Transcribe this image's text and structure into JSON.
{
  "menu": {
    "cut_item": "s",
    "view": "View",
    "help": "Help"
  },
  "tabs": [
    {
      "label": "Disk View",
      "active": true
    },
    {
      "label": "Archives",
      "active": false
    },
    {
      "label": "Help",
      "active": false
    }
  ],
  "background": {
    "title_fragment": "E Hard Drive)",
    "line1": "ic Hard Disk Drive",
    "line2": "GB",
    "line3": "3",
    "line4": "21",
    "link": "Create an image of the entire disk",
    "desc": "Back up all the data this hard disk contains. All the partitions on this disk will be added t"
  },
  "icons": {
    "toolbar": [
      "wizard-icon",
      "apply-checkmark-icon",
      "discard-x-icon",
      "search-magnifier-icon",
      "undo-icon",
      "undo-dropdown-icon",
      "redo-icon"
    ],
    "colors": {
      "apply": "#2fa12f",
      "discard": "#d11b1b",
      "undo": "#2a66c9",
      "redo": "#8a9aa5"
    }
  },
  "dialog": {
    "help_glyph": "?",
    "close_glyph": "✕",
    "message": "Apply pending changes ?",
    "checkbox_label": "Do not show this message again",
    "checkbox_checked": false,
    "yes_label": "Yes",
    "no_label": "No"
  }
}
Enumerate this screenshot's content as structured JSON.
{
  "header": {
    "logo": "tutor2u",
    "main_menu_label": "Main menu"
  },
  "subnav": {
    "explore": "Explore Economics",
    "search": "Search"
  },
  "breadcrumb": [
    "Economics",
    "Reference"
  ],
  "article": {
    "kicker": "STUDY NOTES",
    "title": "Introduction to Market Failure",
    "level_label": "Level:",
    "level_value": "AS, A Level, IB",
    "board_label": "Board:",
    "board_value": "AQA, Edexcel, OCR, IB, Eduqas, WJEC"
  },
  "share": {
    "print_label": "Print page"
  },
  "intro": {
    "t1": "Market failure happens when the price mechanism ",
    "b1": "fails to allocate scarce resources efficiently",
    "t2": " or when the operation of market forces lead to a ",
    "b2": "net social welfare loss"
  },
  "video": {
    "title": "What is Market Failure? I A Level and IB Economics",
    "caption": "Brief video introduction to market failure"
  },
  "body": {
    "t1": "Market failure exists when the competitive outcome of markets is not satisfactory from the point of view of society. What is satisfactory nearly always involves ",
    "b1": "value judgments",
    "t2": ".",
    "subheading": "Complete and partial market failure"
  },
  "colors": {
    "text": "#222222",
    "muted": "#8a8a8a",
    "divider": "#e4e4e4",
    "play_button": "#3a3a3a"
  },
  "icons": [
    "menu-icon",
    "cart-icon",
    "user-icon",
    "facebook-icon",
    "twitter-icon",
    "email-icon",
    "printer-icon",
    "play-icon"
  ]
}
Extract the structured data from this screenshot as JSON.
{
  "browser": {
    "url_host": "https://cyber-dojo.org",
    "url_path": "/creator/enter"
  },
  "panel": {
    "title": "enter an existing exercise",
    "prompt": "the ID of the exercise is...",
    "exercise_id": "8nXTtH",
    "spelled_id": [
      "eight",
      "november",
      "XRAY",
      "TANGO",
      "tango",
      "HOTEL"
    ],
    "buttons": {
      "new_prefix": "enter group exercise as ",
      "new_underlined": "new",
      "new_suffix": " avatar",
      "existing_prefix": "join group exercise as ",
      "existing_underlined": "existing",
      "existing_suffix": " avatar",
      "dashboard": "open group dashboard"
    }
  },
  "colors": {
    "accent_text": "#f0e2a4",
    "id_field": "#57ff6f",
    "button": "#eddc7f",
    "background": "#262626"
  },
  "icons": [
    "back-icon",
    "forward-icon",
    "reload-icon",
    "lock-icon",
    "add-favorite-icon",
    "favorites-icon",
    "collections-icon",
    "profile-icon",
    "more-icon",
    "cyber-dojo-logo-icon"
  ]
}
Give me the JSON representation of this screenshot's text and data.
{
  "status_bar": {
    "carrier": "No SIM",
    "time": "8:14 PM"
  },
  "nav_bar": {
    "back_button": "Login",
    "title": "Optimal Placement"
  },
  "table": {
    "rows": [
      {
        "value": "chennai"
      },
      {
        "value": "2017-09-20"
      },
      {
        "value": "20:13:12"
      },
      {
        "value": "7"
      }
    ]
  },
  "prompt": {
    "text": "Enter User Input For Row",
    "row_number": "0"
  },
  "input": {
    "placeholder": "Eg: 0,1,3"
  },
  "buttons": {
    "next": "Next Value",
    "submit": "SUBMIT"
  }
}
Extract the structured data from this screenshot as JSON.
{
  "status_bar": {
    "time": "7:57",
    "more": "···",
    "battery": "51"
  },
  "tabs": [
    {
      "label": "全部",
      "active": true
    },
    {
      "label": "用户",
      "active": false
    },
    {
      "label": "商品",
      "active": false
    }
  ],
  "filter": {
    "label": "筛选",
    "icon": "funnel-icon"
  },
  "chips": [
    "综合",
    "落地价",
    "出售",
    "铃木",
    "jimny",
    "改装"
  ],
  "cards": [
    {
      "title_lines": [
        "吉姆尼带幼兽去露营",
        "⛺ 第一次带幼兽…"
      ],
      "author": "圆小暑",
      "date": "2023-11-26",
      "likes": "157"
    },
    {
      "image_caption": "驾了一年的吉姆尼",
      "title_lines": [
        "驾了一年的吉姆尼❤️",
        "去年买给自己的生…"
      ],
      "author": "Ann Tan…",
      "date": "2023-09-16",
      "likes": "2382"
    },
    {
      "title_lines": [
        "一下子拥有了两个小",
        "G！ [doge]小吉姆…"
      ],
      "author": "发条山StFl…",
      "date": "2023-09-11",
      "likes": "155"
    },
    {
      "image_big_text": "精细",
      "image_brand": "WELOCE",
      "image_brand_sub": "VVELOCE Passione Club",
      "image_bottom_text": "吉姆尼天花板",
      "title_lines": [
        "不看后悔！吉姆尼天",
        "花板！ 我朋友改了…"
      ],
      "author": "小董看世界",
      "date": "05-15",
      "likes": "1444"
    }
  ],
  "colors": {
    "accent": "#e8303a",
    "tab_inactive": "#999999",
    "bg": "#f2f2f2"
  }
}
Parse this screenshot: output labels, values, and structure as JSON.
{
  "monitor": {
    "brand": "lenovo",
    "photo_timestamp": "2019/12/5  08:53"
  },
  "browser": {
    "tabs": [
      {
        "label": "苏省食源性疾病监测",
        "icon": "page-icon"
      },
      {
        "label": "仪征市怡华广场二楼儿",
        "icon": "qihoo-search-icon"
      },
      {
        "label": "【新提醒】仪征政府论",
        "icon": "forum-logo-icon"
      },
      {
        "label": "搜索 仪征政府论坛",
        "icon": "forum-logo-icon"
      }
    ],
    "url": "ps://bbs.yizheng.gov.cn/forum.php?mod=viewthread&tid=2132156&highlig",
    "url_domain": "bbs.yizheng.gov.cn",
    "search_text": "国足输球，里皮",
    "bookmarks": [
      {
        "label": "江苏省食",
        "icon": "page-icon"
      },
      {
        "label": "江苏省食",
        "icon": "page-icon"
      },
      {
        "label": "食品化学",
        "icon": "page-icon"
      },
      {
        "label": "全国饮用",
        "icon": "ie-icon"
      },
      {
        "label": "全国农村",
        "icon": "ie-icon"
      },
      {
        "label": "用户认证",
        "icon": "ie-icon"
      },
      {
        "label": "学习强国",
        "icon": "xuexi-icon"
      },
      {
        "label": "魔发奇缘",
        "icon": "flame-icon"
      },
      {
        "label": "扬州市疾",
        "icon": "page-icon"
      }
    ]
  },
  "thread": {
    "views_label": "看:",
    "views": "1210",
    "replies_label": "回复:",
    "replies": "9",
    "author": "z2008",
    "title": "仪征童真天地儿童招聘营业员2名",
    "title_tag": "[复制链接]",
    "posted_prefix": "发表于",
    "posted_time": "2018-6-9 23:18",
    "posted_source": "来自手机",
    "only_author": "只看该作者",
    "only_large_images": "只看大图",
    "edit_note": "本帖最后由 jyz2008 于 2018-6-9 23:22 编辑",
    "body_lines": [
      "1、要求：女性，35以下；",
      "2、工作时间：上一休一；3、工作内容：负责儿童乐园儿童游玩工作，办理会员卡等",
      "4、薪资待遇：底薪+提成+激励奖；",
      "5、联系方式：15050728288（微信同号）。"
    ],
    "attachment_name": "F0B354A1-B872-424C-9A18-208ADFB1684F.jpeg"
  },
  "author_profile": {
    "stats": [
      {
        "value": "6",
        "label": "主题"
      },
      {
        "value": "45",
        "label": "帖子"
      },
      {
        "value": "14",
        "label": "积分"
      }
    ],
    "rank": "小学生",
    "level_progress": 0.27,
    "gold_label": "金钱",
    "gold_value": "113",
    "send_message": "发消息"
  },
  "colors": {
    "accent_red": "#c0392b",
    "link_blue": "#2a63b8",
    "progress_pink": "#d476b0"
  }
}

☆ ☆ ☆ ☆ ☆

**What you have to do**
For the listing above, identify each line bearing "Drive".

**Result**
    "title_fragment": "E Hard Drive)",
    "line1": "ic Hard Disk Drive",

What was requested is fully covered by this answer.